> DIRECTION: Each line below should be retyped exactly, with no pictures.
-- START OF DATA SUPPLIED --
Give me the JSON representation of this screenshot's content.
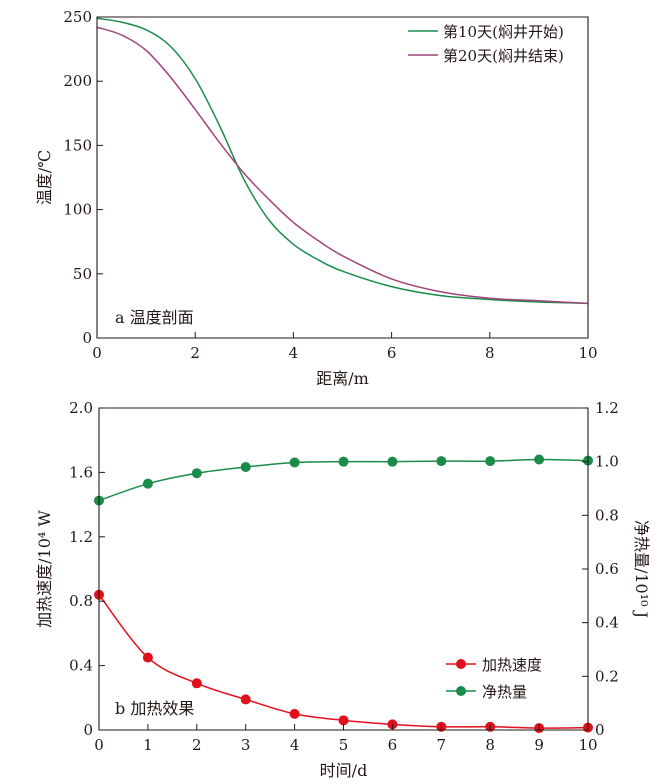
{
  "chart_data": [
    {
      "type": "line",
      "panel_label": "a 温度剖面",
      "xlabel": "距离/m",
      "ylabel": "温度/℃",
      "xlim": [
        0,
        10
      ],
      "ylim": [
        0,
        250
      ],
      "xticks": [
        "0",
        "2",
        "4",
        "6",
        "8",
        "10"
      ],
      "yticks": [
        "0",
        "50",
        "100",
        "150",
        "200",
        "250"
      ],
      "grid": false,
      "legend_position": "top-right",
      "series": [
        {
          "name": "第10天(焖井开始)",
          "color": "#1a8c4a",
          "x": [
            0,
            0.5,
            1,
            1.5,
            2,
            2.5,
            3,
            3.5,
            4,
            4.5,
            5,
            6,
            7,
            8,
            9,
            10
          ],
          "y": [
            249,
            246,
            240,
            227,
            202,
            165,
            123,
            92,
            73,
            61,
            52,
            40,
            33,
            30,
            28,
            27
          ]
        },
        {
          "name": "第20天(焖井结束)",
          "color": "#a0457c",
          "x": [
            0,
            0.5,
            1,
            1.5,
            2,
            2.5,
            3,
            3.5,
            4,
            4.5,
            5,
            6,
            7,
            8,
            9,
            10
          ],
          "y": [
            242,
            236,
            224,
            203,
            178,
            152,
            128,
            108,
            90,
            76,
            64,
            46,
            36,
            31,
            29,
            27
          ]
        }
      ]
    },
    {
      "type": "line",
      "panel_label": "b 加热效果",
      "xlabel": "时间/d",
      "ylabel_left": "加热速度/10⁴ W",
      "ylabel_right": "净热量/10¹⁰ J",
      "xlim": [
        0,
        10
      ],
      "ylim_left": [
        0,
        2.0
      ],
      "ylim_right": [
        0,
        1.2
      ],
      "xticks": [
        "0",
        "1",
        "2",
        "3",
        "4",
        "5",
        "6",
        "7",
        "8",
        "9",
        "10"
      ],
      "yticks_left": [
        "0",
        "0.4",
        "0.8",
        "1.2",
        "1.6",
        "2.0"
      ],
      "yticks_right": [
        "0",
        "0.2",
        "0.4",
        "0.6",
        "0.8",
        "1.0",
        "1.2"
      ],
      "grid": false,
      "legend_position": "bottom-right",
      "series": [
        {
          "name": "加热速度",
          "axis": "left",
          "color": "#e0101c",
          "x": [
            0,
            1,
            2,
            3,
            4,
            5,
            6,
            7,
            8,
            9,
            10
          ],
          "y": [
            0.84,
            0.45,
            0.29,
            0.19,
            0.1,
            0.06,
            0.035,
            0.02,
            0.02,
            0.012,
            0.015
          ]
        },
        {
          "name": "净热量",
          "axis": "right",
          "color": "#1a8c4a",
          "x": [
            0,
            1,
            2,
            3,
            4,
            5,
            6,
            7,
            8,
            9,
            10
          ],
          "y": [
            0.855,
            0.918,
            0.957,
            0.98,
            0.997,
            1.0,
            1.0,
            1.002,
            1.002,
            1.008,
            1.004
          ]
        }
      ]
    }
  ]
}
-- END OF DATA SUPPLIED --
> THE RESPONSE:
Give me the JSON representation of this screenshot's content.
{
  "chart_data": [
    {
      "type": "line",
      "panel_label": "a 温度剖面",
      "xlabel": "距离/m",
      "ylabel": "温度/℃",
      "xlim": [
        0,
        10
      ],
      "ylim": [
        0,
        250
      ],
      "xticks": [
        "0",
        "2",
        "4",
        "6",
        "8",
        "10"
      ],
      "yticks": [
        "0",
        "50",
        "100",
        "150",
        "200",
        "250"
      ],
      "grid": false,
      "legend_position": "top-right",
      "series": [
        {
          "name": "第10天(焖井开始)",
          "color": "#1a8c4a",
          "x": [
            0,
            0.5,
            1,
            1.5,
            2,
            2.5,
            3,
            3.5,
            4,
            4.5,
            5,
            6,
            7,
            8,
            9,
            10
          ],
          "y": [
            249,
            246,
            240,
            227,
            202,
            165,
            123,
            92,
            73,
            61,
            52,
            40,
            33,
            30,
            28,
            27
          ]
        },
        {
          "name": "第20天(焖井结束)",
          "color": "#a0457c",
          "x": [
            0,
            0.5,
            1,
            1.5,
            2,
            2.5,
            3,
            3.5,
            4,
            4.5,
            5,
            6,
            7,
            8,
            9,
            10
          ],
          "y": [
            242,
            236,
            224,
            203,
            178,
            152,
            128,
            108,
            90,
            76,
            64,
            46,
            36,
            31,
            29,
            27
          ]
        }
      ]
    },
    {
      "type": "line",
      "panel_label": "b 加热效果",
      "xlabel": "时间/d",
      "ylabel_left": "加热速度/10⁴ W",
      "ylabel_right": "净热量/10¹⁰ J",
      "xlim": [
        0,
        10
      ],
      "ylim_left": [
        0,
        2.0
      ],
      "ylim_right": [
        0,
        1.2
      ],
      "xticks": [
        "0",
        "1",
        "2",
        "3",
        "4",
        "5",
        "6",
        "7",
        "8",
        "9",
        "10"
      ],
      "yticks_left": [
        "0",
        "0.4",
        "0.8",
        "1.2",
        "1.6",
        "2.0"
      ],
      "yticks_right": [
        "0",
        "0.2",
        "0.4",
        "0.6",
        "0.8",
        "1.0",
        "1.2"
      ],
      "grid": false,
      "legend_position": "bottom-right",
      "series": [
        {
          "name": "加热速度",
          "axis": "left",
          "color": "#e0101c",
          "x": [
            0,
            1,
            2,
            3,
            4,
            5,
            6,
            7,
            8,
            9,
            10
          ],
          "y": [
            0.84,
            0.45,
            0.29,
            0.19,
            0.1,
            0.06,
            0.035,
            0.02,
            0.02,
            0.012,
            0.015
          ]
        },
        {
          "name": "净热量",
          "axis": "right",
          "color": "#1a8c4a",
          "x": [
            0,
            1,
            2,
            3,
            4,
            5,
            6,
            7,
            8,
            9,
            10
          ],
          "y": [
            0.855,
            0.918,
            0.957,
            0.98,
            0.997,
            1.0,
            1.0,
            1.002,
            1.002,
            1.008,
            1.004
          ]
        }
      ]
    }
  ]
}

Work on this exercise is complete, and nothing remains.